Aim of the task -
Write out each line word for word. Drop pictures.
::: Data for the task
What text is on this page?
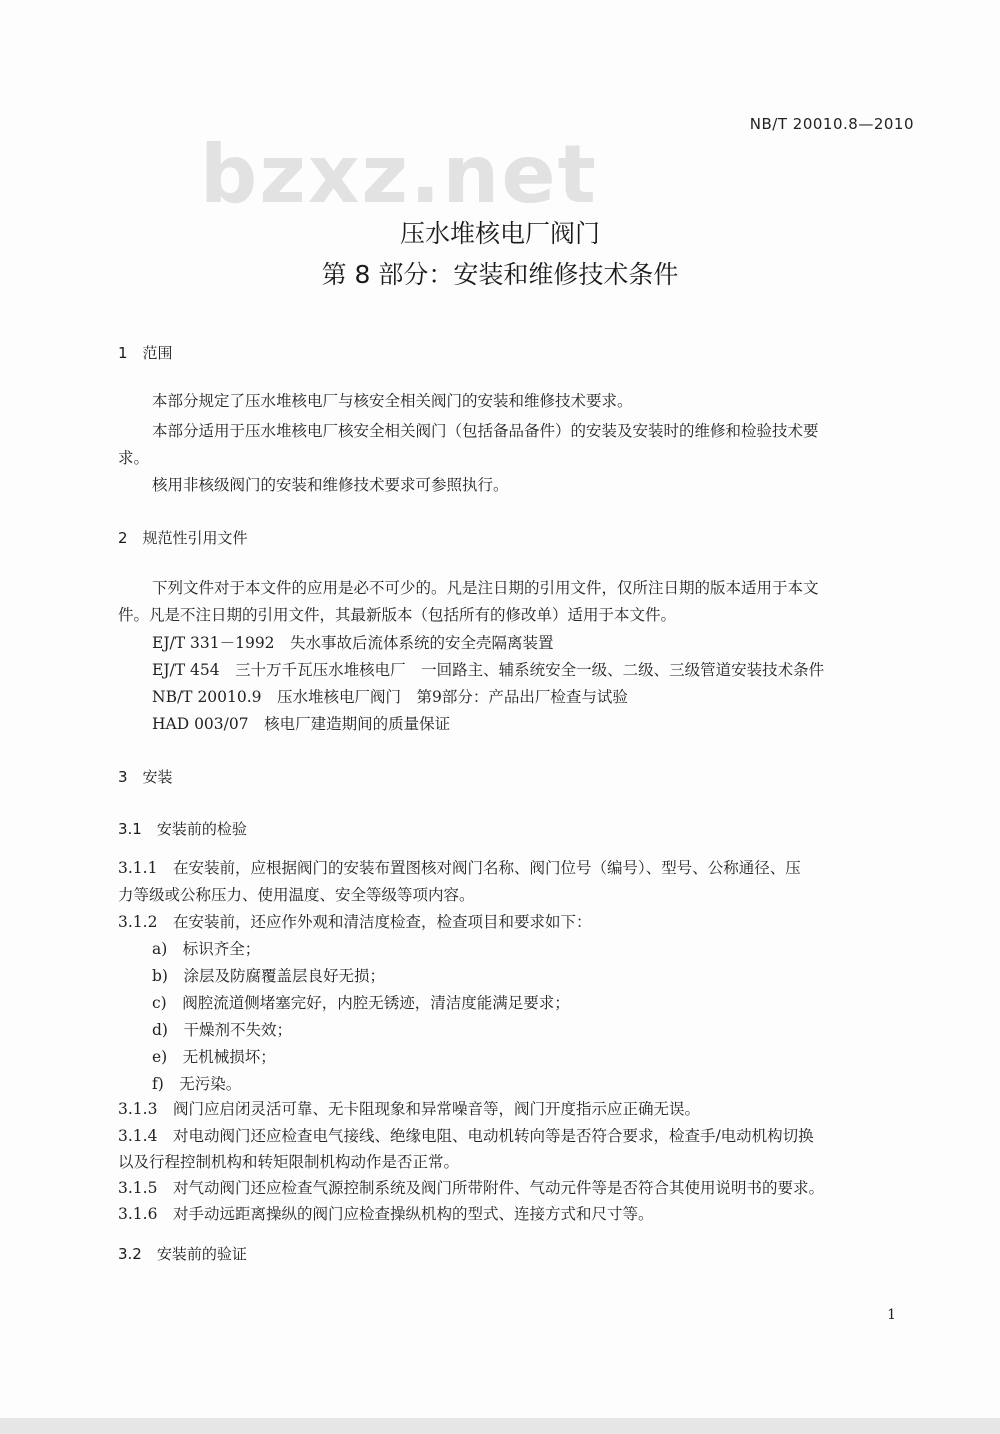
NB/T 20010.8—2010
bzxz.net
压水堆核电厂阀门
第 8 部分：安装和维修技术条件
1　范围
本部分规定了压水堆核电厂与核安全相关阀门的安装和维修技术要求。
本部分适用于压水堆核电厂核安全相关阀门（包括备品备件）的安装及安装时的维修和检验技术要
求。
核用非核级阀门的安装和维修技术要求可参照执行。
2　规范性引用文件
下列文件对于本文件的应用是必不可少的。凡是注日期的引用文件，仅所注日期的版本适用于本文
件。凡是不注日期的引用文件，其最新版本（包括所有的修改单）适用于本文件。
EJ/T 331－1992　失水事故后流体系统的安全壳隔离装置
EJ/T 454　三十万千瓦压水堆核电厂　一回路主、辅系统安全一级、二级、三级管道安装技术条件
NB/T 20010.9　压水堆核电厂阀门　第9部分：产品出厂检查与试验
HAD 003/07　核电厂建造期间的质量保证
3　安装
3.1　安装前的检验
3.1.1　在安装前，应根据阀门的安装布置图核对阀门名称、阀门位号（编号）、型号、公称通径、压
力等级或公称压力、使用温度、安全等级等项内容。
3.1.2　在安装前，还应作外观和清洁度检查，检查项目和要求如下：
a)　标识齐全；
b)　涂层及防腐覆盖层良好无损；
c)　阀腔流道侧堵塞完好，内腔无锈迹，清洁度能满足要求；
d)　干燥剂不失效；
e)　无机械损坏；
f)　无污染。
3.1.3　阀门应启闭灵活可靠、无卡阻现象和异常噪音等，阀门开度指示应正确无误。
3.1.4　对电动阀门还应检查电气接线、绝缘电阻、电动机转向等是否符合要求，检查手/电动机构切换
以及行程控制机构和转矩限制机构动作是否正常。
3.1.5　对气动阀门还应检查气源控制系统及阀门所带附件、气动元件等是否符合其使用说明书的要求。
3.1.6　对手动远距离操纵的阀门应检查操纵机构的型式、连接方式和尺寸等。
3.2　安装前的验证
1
::::::
Response to this task -
What text is on this page?
NB/T 20010.8—2010
bzxz.net
压水堆核电厂阀门
第 8 部分：安装和维修技术条件
1　范围
本部分规定了压水堆核电厂与核安全相关阀门的安装和维修技术要求。
本部分适用于压水堆核电厂核安全相关阀门（包括备品备件）的安装及安装时的维修和检验技术要
求。
核用非核级阀门的安装和维修技术要求可参照执行。
2　规范性引用文件
下列文件对于本文件的应用是必不可少的。凡是注日期的引用文件，仅所注日期的版本适用于本文
件。凡是不注日期的引用文件，其最新版本（包括所有的修改单）适用于本文件。
EJ/T 331－1992　失水事故后流体系统的安全壳隔离装置
EJ/T 454　三十万千瓦压水堆核电厂　一回路主、辅系统安全一级、二级、三级管道安装技术条件
NB/T 20010.9　压水堆核电厂阀门　第9部分：产品出厂检查与试验
HAD 003/07　核电厂建造期间的质量保证
3　安装
3.1　安装前的检验
3.1.1　在安装前，应根据阀门的安装布置图核对阀门名称、阀门位号（编号）、型号、公称通径、压
力等级或公称压力、使用温度、安全等级等项内容。
3.1.2　在安装前，还应作外观和清洁度检查，检查项目和要求如下：
a)　标识齐全；
b)　涂层及防腐覆盖层良好无损；
c)　阀腔流道侧堵塞完好，内腔无锈迹，清洁度能满足要求；
d)　干燥剂不失效；
e)　无机械损坏；
f)　无污染。
3.1.3　阀门应启闭灵活可靠、无卡阻现象和异常噪音等，阀门开度指示应正确无误。
3.1.4　对电动阀门还应检查电气接线、绝缘电阻、电动机转向等是否符合要求，检查手/电动机构切换
以及行程控制机构和转矩限制机构动作是否正常。
3.1.5　对气动阀门还应检查气源控制系统及阀门所带附件、气动元件等是否符合其使用说明书的要求。
3.1.6　对手动远距离操纵的阀门应检查操纵机构的型式、连接方式和尺寸等。
3.2　安装前的验证
1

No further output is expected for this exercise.